● **TASK TO CARRY OUT**: Copy each line that contains the word "title".

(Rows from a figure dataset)
__________

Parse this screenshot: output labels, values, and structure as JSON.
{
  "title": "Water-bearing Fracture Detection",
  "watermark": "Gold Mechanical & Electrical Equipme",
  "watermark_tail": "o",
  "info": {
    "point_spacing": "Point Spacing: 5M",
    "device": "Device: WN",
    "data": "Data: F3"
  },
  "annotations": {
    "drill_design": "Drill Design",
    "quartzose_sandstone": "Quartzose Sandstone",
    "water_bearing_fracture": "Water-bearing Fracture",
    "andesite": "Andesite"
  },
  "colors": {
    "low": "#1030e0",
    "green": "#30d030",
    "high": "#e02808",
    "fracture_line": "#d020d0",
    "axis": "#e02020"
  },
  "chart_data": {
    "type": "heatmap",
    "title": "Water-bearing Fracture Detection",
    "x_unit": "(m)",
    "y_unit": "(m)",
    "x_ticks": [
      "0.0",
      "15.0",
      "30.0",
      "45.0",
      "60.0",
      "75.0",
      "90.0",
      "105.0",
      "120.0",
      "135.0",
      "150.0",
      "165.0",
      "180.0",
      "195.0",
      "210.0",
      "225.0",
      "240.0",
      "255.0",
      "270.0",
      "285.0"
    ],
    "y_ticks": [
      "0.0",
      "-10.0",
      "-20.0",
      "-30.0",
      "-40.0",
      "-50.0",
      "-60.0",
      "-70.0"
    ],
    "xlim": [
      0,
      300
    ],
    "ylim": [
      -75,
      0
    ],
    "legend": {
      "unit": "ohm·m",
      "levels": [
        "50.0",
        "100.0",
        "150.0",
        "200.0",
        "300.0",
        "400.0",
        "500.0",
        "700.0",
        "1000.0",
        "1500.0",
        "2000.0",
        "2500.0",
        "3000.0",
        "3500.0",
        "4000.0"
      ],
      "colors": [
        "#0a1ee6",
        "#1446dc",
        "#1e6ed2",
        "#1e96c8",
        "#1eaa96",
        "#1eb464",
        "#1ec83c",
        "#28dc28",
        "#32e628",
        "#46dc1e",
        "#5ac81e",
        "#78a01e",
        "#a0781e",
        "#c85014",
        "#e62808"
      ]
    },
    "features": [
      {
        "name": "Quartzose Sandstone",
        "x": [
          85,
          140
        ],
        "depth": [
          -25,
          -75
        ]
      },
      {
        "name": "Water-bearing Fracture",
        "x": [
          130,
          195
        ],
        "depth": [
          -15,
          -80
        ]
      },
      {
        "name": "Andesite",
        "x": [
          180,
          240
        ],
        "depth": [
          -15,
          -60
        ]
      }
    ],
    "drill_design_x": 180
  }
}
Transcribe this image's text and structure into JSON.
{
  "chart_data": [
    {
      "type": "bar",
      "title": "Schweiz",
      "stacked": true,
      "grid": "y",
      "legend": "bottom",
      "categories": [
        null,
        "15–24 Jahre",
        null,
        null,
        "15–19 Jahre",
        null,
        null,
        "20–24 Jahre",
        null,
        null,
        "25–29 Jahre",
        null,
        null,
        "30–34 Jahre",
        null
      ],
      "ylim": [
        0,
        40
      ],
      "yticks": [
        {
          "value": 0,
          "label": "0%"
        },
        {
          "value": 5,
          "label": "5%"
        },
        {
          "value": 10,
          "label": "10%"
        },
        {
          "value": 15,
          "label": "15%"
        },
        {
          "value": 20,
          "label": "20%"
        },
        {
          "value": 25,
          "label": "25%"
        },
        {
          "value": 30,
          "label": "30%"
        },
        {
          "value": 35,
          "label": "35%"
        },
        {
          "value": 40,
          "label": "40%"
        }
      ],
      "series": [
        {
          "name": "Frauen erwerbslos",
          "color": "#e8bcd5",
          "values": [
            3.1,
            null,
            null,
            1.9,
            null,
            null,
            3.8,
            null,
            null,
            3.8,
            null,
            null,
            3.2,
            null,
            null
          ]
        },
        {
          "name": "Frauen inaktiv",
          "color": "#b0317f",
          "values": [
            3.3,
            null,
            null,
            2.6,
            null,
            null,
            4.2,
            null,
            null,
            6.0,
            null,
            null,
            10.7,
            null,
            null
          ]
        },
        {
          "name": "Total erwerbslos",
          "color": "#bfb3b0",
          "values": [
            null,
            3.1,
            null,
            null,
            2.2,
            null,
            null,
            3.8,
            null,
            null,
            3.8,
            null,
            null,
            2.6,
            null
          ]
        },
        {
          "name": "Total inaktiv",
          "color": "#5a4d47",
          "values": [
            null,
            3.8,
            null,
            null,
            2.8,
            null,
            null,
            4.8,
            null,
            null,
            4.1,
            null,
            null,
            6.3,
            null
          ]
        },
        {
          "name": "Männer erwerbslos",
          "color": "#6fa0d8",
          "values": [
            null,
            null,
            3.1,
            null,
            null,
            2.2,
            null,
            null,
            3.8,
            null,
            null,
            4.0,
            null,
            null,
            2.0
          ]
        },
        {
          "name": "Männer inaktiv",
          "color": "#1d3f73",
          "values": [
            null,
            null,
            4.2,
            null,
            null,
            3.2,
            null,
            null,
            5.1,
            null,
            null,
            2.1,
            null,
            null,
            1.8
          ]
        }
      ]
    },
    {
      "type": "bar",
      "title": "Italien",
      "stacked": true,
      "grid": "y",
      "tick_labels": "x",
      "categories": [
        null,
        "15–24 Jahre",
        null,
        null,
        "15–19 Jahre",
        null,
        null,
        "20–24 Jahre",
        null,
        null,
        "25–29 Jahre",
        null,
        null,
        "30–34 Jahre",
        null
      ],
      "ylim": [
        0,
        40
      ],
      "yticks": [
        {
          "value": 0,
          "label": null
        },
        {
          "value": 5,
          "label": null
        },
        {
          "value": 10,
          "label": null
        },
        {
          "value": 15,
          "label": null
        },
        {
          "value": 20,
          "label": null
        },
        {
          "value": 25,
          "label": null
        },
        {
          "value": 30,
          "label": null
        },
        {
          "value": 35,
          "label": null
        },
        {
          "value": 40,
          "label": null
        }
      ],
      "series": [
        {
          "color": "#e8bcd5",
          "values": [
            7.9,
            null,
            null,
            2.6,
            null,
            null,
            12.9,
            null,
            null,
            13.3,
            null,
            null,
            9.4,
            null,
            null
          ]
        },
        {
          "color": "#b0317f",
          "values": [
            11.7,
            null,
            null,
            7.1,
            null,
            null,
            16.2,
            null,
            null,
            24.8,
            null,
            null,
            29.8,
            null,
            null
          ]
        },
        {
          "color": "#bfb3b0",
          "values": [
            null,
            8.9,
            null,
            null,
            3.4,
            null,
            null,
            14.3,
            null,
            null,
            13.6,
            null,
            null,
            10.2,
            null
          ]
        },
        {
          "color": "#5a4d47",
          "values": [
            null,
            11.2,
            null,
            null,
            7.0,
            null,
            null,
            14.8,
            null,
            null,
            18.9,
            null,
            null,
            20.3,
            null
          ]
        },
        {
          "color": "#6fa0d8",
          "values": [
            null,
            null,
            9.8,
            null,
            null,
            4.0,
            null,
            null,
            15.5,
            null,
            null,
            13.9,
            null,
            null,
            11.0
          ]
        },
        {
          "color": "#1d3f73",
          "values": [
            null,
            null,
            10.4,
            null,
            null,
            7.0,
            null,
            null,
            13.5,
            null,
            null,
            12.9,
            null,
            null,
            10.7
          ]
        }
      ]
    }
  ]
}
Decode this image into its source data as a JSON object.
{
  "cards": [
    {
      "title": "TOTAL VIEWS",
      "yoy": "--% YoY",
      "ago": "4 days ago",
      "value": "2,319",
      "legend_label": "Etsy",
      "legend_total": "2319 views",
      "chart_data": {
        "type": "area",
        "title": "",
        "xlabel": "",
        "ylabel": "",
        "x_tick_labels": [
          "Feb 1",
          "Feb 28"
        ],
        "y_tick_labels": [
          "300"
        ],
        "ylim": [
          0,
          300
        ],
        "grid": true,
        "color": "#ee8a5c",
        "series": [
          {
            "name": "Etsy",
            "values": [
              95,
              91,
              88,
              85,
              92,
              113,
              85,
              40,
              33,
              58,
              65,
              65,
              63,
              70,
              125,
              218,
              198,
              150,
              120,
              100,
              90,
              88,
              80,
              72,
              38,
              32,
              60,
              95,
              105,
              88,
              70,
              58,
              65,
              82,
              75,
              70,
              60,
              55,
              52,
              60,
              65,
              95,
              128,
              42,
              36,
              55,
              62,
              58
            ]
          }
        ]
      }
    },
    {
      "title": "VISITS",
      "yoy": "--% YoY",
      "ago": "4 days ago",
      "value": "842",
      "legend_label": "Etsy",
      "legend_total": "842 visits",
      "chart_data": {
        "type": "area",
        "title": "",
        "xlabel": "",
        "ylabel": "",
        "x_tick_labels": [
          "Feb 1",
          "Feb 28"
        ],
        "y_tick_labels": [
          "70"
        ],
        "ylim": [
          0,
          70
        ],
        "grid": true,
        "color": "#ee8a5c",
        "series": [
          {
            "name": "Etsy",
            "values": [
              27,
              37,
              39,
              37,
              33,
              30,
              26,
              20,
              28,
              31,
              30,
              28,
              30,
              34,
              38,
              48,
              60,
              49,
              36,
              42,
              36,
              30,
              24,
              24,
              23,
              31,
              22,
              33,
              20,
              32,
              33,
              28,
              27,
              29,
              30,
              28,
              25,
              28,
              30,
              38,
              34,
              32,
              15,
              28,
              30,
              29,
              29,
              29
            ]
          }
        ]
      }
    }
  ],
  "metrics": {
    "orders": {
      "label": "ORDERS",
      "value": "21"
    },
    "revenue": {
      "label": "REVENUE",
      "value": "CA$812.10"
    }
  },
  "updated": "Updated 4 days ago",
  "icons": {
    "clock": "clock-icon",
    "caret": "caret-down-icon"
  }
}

__________

● **SOLUTION FOR THIS TASK**:
  "title": "Water-bearing Fracture Detection",
    "title": "Water-bearing Fracture Detection",
      "title": "Schweiz",
      "title": "Italien",
      "title": "TOTAL VIEWS",
        "title": "",
      "title": "VISITS",
        "title": "",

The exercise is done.